SHORT EXERCISE
Tally the lines containing "linac" and report the number alone.

━━━ RECORDS FOR THE TASK ━━━

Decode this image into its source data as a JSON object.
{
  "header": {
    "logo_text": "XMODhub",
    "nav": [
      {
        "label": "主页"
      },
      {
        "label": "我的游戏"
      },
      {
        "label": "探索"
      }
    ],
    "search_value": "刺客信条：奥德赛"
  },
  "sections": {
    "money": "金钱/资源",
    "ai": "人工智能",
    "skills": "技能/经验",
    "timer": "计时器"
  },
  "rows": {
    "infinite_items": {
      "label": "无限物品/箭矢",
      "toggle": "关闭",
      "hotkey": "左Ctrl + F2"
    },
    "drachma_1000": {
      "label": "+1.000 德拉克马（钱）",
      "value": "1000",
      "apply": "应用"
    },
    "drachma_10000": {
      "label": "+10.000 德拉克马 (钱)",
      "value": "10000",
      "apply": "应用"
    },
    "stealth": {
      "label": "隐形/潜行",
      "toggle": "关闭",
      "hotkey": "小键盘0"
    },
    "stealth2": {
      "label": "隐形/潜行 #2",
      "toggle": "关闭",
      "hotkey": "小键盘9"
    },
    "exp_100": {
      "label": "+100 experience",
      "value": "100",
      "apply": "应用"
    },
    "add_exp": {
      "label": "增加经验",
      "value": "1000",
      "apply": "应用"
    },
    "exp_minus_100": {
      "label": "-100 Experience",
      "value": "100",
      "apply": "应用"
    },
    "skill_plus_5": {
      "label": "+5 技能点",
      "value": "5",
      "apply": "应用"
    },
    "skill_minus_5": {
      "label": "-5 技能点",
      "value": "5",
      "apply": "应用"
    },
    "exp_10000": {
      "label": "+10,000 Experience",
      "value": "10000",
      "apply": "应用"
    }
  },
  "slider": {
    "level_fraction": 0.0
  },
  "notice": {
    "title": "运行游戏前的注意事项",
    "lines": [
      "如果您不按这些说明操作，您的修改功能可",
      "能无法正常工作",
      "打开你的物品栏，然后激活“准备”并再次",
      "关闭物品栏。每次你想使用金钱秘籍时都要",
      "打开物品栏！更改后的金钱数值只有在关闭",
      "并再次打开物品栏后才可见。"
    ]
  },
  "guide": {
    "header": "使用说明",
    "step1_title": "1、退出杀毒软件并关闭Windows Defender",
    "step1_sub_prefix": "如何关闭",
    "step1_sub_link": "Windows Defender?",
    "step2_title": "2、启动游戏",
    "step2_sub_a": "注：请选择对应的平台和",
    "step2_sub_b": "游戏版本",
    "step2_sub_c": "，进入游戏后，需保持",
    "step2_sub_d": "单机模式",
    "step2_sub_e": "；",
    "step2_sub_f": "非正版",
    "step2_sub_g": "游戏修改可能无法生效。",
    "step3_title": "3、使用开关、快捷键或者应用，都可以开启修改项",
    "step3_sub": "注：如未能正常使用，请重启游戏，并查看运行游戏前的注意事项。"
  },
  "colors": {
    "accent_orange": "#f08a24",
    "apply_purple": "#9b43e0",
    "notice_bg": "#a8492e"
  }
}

━━━
━━━ RECORDS FOR THE TASK ━━━

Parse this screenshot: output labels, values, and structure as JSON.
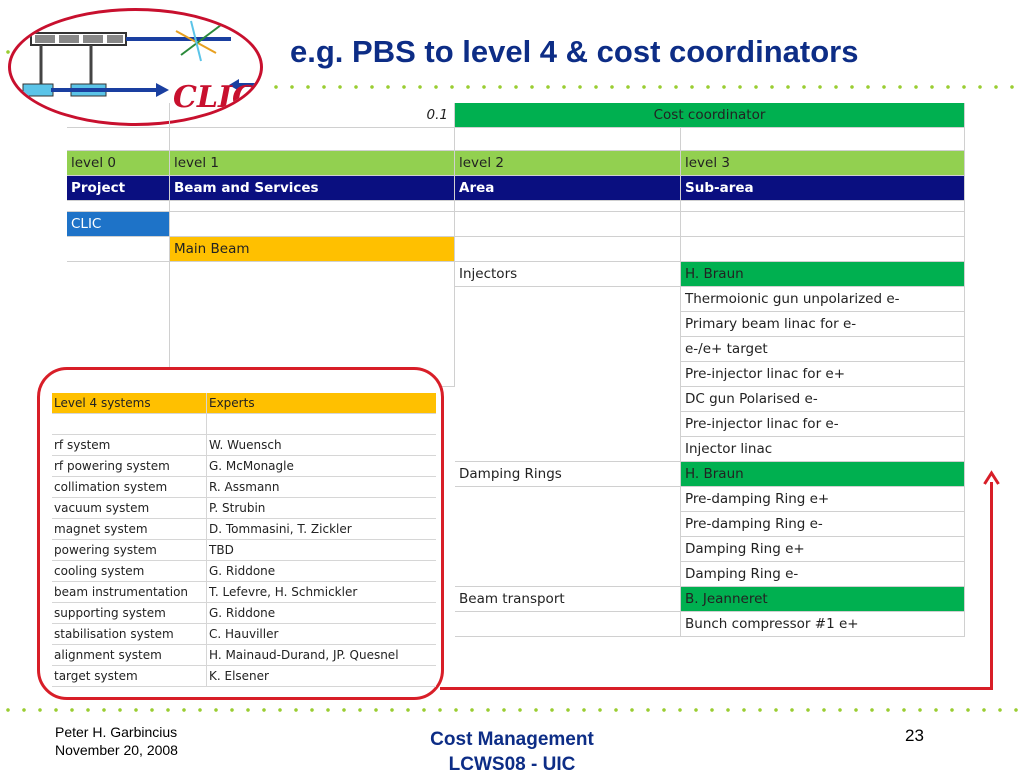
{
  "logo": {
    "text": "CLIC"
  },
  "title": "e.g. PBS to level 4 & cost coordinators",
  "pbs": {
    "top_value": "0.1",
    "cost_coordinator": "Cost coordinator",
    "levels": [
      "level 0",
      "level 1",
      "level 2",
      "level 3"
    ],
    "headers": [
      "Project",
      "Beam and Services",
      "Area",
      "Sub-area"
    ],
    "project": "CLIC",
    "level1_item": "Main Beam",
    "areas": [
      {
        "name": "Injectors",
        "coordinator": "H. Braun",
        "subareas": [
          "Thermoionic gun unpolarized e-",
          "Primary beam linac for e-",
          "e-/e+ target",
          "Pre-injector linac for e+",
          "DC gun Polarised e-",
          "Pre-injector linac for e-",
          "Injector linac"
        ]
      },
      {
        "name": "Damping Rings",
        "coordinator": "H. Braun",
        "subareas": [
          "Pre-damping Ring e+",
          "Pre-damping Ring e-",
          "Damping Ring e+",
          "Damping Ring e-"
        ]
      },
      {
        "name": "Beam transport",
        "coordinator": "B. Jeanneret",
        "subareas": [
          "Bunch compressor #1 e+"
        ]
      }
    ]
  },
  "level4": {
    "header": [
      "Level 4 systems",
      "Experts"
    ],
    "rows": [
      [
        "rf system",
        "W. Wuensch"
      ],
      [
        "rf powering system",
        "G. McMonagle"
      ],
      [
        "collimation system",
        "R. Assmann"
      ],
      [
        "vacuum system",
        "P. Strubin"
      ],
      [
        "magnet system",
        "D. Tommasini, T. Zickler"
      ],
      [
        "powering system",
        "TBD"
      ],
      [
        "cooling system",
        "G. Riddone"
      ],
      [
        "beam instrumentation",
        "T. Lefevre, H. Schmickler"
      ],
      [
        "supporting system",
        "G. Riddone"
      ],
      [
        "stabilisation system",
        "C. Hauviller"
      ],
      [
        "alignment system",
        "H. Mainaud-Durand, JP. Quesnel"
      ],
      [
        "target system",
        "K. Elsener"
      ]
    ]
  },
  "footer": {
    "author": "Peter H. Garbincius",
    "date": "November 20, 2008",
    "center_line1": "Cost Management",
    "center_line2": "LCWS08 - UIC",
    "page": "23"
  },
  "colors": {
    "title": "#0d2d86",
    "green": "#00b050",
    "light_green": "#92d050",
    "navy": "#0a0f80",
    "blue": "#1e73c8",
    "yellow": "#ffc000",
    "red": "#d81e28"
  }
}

━━━

RESPONSE TO THIS EXERCISE
4